_Objective_. In the entries below, count every line containing "grid". Reply with the number alone.

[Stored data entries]

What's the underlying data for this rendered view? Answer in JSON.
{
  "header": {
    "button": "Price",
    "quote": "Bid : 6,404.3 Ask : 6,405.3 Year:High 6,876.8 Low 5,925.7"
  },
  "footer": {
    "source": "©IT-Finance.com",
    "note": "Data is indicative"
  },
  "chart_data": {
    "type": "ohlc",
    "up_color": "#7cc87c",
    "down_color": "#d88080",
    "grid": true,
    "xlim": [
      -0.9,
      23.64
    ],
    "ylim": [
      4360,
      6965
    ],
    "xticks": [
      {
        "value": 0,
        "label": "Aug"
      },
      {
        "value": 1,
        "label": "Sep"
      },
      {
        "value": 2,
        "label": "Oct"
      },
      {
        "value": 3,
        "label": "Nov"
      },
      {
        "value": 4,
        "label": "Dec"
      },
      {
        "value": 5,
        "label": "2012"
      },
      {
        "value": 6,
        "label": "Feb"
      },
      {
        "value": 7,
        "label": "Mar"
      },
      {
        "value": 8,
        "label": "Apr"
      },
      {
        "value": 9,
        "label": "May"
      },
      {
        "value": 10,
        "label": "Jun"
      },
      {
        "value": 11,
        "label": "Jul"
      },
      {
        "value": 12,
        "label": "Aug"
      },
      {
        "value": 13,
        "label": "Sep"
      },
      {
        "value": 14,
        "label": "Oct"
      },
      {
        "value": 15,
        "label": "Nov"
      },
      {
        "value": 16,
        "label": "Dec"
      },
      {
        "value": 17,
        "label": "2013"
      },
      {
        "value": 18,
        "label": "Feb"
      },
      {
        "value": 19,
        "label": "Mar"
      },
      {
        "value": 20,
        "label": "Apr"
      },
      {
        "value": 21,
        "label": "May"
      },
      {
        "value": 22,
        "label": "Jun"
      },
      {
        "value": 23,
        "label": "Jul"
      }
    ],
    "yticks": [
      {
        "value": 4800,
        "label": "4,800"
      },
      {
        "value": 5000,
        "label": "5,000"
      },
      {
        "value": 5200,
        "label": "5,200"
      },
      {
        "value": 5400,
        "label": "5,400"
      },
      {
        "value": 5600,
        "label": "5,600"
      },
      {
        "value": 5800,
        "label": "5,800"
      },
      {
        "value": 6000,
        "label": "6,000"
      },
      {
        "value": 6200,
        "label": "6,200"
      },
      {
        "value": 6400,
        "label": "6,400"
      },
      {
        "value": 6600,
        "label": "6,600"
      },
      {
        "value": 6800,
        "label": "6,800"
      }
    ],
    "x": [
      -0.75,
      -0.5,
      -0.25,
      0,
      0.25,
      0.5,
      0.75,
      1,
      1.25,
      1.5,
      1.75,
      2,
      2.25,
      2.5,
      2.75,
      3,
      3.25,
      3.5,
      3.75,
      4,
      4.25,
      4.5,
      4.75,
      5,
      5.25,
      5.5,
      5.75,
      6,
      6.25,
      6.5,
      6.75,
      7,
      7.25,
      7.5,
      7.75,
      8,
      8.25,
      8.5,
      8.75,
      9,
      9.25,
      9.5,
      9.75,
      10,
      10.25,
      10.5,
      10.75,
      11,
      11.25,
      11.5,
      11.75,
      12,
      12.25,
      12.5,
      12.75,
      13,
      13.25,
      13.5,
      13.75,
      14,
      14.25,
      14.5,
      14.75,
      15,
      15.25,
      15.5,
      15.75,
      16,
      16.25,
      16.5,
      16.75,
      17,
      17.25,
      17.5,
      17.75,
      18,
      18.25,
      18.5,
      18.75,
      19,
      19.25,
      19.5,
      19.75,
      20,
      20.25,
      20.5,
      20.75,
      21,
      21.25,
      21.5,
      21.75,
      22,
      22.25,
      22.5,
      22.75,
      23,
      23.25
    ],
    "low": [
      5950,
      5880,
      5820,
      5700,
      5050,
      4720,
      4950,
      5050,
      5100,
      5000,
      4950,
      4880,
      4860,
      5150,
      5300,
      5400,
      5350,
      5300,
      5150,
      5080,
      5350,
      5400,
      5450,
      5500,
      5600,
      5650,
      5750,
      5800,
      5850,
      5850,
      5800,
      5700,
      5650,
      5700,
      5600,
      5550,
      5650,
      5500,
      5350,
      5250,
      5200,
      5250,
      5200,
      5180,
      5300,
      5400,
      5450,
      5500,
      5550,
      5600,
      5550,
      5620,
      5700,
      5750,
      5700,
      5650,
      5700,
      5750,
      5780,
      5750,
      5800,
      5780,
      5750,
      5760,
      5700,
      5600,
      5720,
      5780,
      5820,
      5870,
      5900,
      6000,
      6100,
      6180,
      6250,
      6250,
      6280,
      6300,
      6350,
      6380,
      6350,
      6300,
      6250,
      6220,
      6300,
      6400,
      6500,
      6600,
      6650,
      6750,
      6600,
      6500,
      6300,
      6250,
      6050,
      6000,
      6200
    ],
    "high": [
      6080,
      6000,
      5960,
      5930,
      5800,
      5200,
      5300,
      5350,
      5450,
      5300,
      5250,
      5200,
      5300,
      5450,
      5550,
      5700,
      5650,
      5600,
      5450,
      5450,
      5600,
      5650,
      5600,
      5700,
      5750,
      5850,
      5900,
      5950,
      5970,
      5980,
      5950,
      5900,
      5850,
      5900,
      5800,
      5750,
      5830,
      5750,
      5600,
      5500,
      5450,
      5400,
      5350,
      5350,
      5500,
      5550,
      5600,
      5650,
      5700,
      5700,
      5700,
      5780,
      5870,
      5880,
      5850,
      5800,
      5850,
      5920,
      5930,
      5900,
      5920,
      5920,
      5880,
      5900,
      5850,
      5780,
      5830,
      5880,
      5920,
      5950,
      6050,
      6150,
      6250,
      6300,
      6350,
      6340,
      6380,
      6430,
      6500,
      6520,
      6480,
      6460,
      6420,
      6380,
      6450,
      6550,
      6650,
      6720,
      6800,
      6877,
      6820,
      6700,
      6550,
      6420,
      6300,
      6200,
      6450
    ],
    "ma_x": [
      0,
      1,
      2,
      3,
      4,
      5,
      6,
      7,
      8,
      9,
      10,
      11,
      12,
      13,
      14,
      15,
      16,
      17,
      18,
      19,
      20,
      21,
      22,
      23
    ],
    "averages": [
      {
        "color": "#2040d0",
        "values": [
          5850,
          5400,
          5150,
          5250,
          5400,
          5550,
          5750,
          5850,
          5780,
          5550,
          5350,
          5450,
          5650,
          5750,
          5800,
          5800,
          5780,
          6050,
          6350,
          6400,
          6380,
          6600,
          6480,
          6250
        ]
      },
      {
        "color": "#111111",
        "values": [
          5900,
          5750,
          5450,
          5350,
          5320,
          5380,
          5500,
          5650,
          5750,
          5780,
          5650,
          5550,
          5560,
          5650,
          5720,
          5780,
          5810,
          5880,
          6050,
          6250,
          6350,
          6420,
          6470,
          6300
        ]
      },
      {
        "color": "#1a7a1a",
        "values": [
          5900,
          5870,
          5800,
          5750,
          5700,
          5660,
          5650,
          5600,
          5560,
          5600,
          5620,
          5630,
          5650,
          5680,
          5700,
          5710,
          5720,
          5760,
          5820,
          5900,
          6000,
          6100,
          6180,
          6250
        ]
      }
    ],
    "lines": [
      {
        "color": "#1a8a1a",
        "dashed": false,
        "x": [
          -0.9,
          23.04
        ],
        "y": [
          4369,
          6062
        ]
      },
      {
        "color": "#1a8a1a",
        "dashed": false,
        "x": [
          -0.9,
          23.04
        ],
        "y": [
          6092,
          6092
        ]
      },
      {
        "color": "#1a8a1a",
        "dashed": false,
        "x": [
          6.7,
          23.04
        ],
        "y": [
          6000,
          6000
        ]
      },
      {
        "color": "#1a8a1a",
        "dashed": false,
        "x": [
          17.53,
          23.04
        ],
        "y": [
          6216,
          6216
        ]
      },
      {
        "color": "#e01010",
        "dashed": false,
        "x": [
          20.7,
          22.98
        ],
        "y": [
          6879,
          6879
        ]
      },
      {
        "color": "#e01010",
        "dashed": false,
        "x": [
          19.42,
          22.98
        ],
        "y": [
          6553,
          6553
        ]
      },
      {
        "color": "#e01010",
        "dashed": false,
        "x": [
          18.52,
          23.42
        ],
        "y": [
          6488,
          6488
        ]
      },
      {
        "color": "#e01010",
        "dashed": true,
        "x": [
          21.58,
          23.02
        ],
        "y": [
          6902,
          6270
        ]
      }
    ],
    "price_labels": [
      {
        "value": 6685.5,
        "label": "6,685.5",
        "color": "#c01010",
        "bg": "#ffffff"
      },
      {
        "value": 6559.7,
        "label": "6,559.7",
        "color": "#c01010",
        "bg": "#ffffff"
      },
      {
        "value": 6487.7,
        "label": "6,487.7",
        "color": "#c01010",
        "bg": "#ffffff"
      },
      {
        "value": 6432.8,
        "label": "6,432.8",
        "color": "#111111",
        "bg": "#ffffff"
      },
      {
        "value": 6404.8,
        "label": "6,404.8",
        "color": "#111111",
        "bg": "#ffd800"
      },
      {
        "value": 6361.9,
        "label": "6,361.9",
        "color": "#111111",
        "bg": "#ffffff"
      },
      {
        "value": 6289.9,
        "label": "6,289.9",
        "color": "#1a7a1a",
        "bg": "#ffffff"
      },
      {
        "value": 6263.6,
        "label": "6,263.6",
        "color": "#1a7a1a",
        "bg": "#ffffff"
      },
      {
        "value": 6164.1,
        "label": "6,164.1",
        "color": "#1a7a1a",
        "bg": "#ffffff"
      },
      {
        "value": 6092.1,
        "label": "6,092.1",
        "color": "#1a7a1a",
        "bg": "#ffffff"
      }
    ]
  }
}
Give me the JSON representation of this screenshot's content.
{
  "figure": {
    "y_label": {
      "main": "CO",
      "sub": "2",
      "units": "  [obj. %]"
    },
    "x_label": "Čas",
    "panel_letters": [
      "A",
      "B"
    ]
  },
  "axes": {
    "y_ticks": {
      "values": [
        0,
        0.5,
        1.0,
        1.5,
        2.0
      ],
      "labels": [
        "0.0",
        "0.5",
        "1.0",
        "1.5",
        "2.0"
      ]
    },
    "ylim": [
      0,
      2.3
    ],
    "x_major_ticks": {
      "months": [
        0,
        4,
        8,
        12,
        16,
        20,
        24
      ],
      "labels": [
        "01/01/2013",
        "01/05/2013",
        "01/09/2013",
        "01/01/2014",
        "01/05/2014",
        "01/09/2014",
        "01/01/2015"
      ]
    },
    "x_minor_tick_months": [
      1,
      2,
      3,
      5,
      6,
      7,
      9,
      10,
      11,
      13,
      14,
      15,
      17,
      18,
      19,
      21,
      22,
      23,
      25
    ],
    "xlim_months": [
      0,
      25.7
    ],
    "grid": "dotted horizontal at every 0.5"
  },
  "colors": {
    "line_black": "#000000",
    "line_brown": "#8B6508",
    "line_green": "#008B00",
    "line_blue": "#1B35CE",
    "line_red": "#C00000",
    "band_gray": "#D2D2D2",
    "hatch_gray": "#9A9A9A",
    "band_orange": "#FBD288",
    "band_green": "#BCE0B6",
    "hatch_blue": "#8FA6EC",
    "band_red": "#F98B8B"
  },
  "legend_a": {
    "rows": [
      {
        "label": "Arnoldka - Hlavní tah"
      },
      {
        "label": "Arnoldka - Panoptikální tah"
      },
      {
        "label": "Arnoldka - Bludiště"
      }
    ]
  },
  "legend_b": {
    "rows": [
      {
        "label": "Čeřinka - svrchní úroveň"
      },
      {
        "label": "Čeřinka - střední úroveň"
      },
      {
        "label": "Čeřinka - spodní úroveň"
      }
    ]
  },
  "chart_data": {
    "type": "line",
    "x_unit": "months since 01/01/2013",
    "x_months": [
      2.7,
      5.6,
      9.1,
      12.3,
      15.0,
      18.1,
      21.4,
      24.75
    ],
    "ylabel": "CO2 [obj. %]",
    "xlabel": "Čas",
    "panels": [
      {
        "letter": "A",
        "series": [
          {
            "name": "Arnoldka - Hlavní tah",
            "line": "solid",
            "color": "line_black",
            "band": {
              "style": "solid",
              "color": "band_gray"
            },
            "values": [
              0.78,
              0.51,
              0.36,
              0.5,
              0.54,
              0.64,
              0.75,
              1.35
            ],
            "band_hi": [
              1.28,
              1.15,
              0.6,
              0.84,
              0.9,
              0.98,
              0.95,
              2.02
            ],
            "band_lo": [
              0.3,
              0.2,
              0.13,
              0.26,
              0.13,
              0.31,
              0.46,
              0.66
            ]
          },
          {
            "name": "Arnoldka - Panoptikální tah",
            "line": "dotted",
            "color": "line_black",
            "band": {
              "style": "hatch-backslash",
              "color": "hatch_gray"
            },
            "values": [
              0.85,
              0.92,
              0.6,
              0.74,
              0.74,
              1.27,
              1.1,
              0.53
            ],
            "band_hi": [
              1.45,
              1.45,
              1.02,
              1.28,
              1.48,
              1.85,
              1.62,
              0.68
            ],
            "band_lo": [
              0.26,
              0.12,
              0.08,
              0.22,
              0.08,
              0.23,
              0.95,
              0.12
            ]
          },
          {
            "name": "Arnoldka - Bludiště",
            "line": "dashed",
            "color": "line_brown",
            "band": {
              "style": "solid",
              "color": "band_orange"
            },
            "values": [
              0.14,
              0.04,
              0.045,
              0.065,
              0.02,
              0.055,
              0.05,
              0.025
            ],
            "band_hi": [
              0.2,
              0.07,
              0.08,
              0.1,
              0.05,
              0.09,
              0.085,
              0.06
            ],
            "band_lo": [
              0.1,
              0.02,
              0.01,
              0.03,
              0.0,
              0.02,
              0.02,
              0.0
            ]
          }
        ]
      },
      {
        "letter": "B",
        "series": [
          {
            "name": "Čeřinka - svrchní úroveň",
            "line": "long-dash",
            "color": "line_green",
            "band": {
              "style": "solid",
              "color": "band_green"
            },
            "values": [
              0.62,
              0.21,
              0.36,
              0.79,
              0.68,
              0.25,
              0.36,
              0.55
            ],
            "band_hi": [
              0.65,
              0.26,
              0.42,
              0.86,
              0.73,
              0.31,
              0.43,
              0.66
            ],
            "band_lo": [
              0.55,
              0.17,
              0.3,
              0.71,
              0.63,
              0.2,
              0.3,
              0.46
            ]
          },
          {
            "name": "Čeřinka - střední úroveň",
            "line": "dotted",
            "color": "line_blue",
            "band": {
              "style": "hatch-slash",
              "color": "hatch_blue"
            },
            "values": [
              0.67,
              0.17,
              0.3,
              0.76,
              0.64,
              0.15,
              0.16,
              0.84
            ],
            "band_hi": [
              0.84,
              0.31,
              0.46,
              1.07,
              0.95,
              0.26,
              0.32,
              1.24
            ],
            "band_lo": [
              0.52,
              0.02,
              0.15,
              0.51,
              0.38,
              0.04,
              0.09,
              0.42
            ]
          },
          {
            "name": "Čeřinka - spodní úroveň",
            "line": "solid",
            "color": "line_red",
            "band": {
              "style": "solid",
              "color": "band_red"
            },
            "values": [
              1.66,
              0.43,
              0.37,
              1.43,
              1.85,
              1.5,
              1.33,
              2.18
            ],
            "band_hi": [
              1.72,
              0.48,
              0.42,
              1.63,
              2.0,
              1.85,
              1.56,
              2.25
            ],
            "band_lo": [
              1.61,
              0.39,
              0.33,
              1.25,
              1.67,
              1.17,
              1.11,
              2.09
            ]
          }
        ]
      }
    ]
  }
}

_Response_. 2